> The request
Set down the records once more, please, exactly and with the pictures left out.

==========

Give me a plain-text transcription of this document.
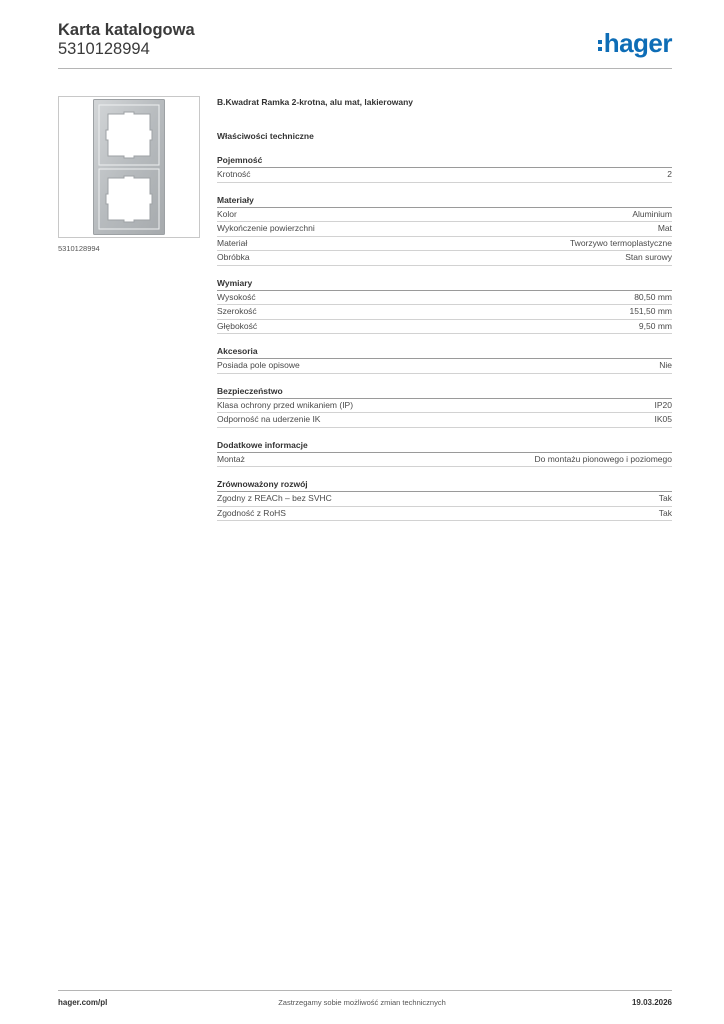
Karta katalogowa
5310128994	hager
5310128994
B.Kwadrat Ramka 2-krotna, alu mat, lakierowany
Właściwości techniczne
Pojemność
Krotność	2
Materiały
Kolor	Aluminium
Wykończenie powierzchni	Mat
Materiał	Tworzywo termoplastyczne
Obróbka	Stan surowy
Wymiary
Wysokość	80,50 mm
Szerokość	151,50 mm
Głębokość	9,50 mm
Akcesoria
Posiada pole opisowe	Nie
Bezpieczeństwo
Klasa ochrony przed wnikaniem (IP)	IP20
Odporność na uderzenie IK	IK05
Dodatkowe informacje
Montaż	Do montażu pionowego i poziomego
Zrównoważony rozwój
Zgodny z REACh – bez SVHC	Tak
Zgodność z RoHS	Tak
hager.com/pl	Zastrzegamy sobie możliwość zmian technicznych	19.03.2026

==========

> Output for this task
Give me a plain-text transcription of this document.
Karta katalogowa
5310128994	hager
5310128994
B.Kwadrat Ramka 2-krotna, alu mat, lakierowany
Właściwości techniczne
Pojemność
Krotność	2
Materiały
Kolor	Aluminium
Wykończenie powierzchni	Mat
Materiał	Tworzywo termoplastyczne
Obróbka	Stan surowy
Wymiary
Wysokość	80,50 mm
Szerokość	151,50 mm
Głębokość	9,50 mm
Akcesoria
Posiada pole opisowe	Nie
Bezpieczeństwo
Klasa ochrony przed wnikaniem (IP)	IP20
Odporność na uderzenie IK	IK05
Dodatkowe informacje
Montaż	Do montażu pionowego i poziomego
Zrównoważony rozwój
Zgodny z REACh – bez SVHC	Tak
Zgodność z RoHS	Tak
hager.com/pl	Zastrzegamy sobie możliwość zmian technicznych	19.03.2026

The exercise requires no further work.